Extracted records
╭──

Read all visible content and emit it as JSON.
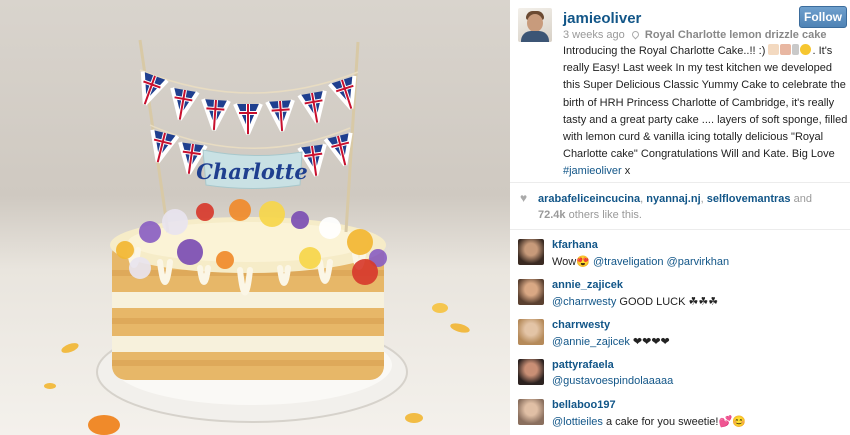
{
  "post": {
    "username": "jamieoliver",
    "follow_label": "Follow",
    "time_ago": "3 weeks ago",
    "location": "Royal Charlotte lemon drizzle cake",
    "caption_before_emoji": "Introducing the Royal Charlotte Cake..!! :)",
    "caption_after_emoji": "It's really Easy! Last week In my test kitchen we developed this Super Delicious Classic Yummy Cake to celebrate the birth of HRH Princess Charlotte of Cambridge, it's really tasty and a great party cake .... layers of soft sponge, filled with lemon curd & vanilla icing totally delicious \"Royal Charlotte cake\" Congratulations Will and Kate. Big Love",
    "caption_hashtag": "#jamieoliver",
    "caption_end": " x",
    "caption_emoji_icons": [
      "cake-icon",
      "birthday-cake-icon",
      "cutlery-icon",
      "grin-emoji-icon"
    ]
  },
  "photo": {
    "banner_text": "Charlotte"
  },
  "likes": {
    "users": [
      "arabafeliceincucina",
      "nyannaj.nj",
      "selflovemantras"
    ],
    "separator": ", ",
    "and_text": " and ",
    "count": "72.4k",
    "suffix": " others like this."
  },
  "comments": [
    {
      "user": "kfarhana",
      "text_prefix": "Wow😍 ",
      "mentions": [
        "@traveligation",
        "@parvirkhan"
      ],
      "text_suffix": ""
    },
    {
      "user": "annie_zajicek",
      "text_prefix": "",
      "mentions": [
        "@charrwesty"
      ],
      "text_suffix": " GOOD LUCK ☘☘☘"
    },
    {
      "user": "charrwesty",
      "text_prefix": "",
      "mentions": [
        "@annie_zajicek"
      ],
      "text_suffix": " ❤❤❤❤"
    },
    {
      "user": "pattyrafaela",
      "text_prefix": "",
      "mentions": [
        "@gustavoespindolaaaaa"
      ],
      "text_suffix": ""
    },
    {
      "user": "bellaboo197",
      "text_prefix": "",
      "mentions": [
        "@lottieiles"
      ],
      "text_suffix": " a cake for you sweetie!💕😊"
    }
  ],
  "colors": {
    "link": "#125688",
    "follow_button": "#5b8fc0",
    "muted": "#999999",
    "flag_red": "#c8102e",
    "flag_blue": "#1f3f8f"
  }
}
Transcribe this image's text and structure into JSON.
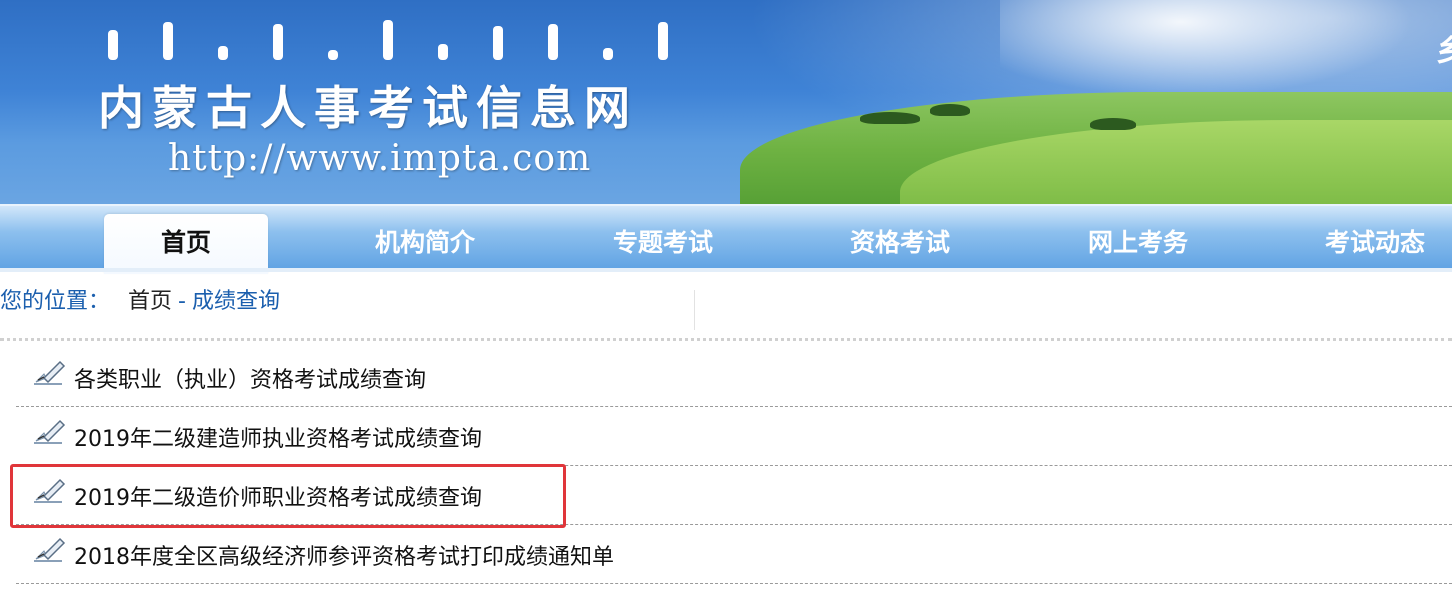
{
  "header": {
    "site_title": "内蒙古人事考试信息网",
    "site_url": "http://www.impta.com",
    "corner_text": "乡"
  },
  "nav": {
    "items": [
      {
        "label": "首页",
        "active": true
      },
      {
        "label": "机构简介",
        "active": false
      },
      {
        "label": "专题考试",
        "active": false
      },
      {
        "label": "资格考试",
        "active": false
      },
      {
        "label": "网上考务",
        "active": false
      },
      {
        "label": "考试动态",
        "active": false
      }
    ]
  },
  "breadcrumb": {
    "prefix": "您的位置：",
    "home": "首页",
    "separator": "-",
    "current": "成绩查询"
  },
  "list": {
    "icon": "edit-pen-icon",
    "items": [
      {
        "text": "各类职业（执业）资格考试成绩查询"
      },
      {
        "text": "2019年二级建造师执业资格考试成绩查询"
      },
      {
        "text": "2019年二级造价师职业资格考试成绩查询",
        "highlighted": true
      },
      {
        "text": "2018年度全区高级经济师参评资格考试打印成绩通知单"
      }
    ]
  },
  "colors": {
    "banner_blue": "#3f83d6",
    "nav_blue": "#5fa2e3",
    "link_blue": "#1b5fae",
    "highlight_red": "#e0353a"
  }
}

╰──

Strip out the images, then output the records above word for word.

# WRITTEN SOLUTION
Read all visible content and emit it as JSON.
{
  "post": {
    "username": "jamieoliver",
    "follow_label": "Follow",
    "time_ago": "3 weeks ago",
    "location": "Royal Charlotte lemon drizzle cake",
    "caption_before_emoji": "Introducing the Royal Charlotte Cake..!! :)",
    "caption_after_emoji": "It's really Easy! Last week In my test kitchen we developed this Super Delicious Classic Yummy Cake to celebrate the birth of HRH Princess Charlotte of Cambridge, it's really tasty and a great party cake .... layers of soft sponge, filled with lemon curd & vanilla icing totally delicious \"Royal Charlotte cake\" Congratulations Will and Kate. Big Love",
    "caption_hashtag": "#jamieoliver",
    "caption_end": " x",
    "caption_emoji_icons": [
      "cake-icon",
      "birthday-cake-icon",
      "cutlery-icon",
      "grin-emoji-icon"
    ]
  },
  "photo": {
    "banner_text": "Charlotte"
  },
  "likes": {
    "users": [
      "arabafeliceincucina",
      "nyannaj.nj",
      "selflovemantras"
    ],
    "separator": ", ",
    "and_text": " and ",
    "count": "72.4k",
    "suffix": " others like this."
  },
  "comments": [
    {
      "user": "kfarhana",
      "text_prefix": "Wow😍 ",
      "mentions": [
        "@traveligation",
        "@parvirkhan"
      ],
      "text_suffix": ""
    },
    {
      "user": "annie_zajicek",
      "text_prefix": "",
      "mentions": [
        "@charrwesty"
      ],
      "text_suffix": " GOOD LUCK ☘☘☘"
    },
    {
      "user": "charrwesty",
      "text_prefix": "",
      "mentions": [
        "@annie_zajicek"
      ],
      "text_suffix": " ❤❤❤❤"
    },
    {
      "user": "pattyrafaela",
      "text_prefix": "",
      "mentions": [
        "@gustavoespindolaaaaa"
      ],
      "text_suffix": ""
    },
    {
      "user": "bellaboo197",
      "text_prefix": "",
      "mentions": [
        "@lottieiles"
      ],
      "text_suffix": " a cake for you sweetie!💕😊"
    }
  ],
  "colors": {
    "link": "#125688",
    "follow_button": "#5b8fc0",
    "muted": "#999999",
    "flag_red": "#c8102e",
    "flag_blue": "#1f3f8f"
  }
}
Transcribe this image's text and structure into JSON.
{
  "header": {
    "site_title": "内蒙古人事考试信息网",
    "site_url": "http://www.impta.com",
    "corner_text": "乡"
  },
  "nav": {
    "items": [
      {
        "label": "首页",
        "active": true
      },
      {
        "label": "机构简介",
        "active": false
      },
      {
        "label": "专题考试",
        "active": false
      },
      {
        "label": "资格考试",
        "active": false
      },
      {
        "label": "网上考务",
        "active": false
      },
      {
        "label": "考试动态",
        "active": false
      }
    ]
  },
  "breadcrumb": {
    "prefix": "您的位置：",
    "home": "首页",
    "separator": "-",
    "current": "成绩查询"
  },
  "list": {
    "icon": "edit-pen-icon",
    "items": [
      {
        "text": "各类职业（执业）资格考试成绩查询"
      },
      {
        "text": "2019年二级建造师执业资格考试成绩查询"
      },
      {
        "text": "2019年二级造价师职业资格考试成绩查询",
        "highlighted": true
      },
      {
        "text": "2018年度全区高级经济师参评资格考试打印成绩通知单"
      }
    ]
  },
  "colors": {
    "banner_blue": "#3f83d6",
    "nav_blue": "#5fa2e3",
    "link_blue": "#1b5fae",
    "highlight_red": "#e0353a"
  }
}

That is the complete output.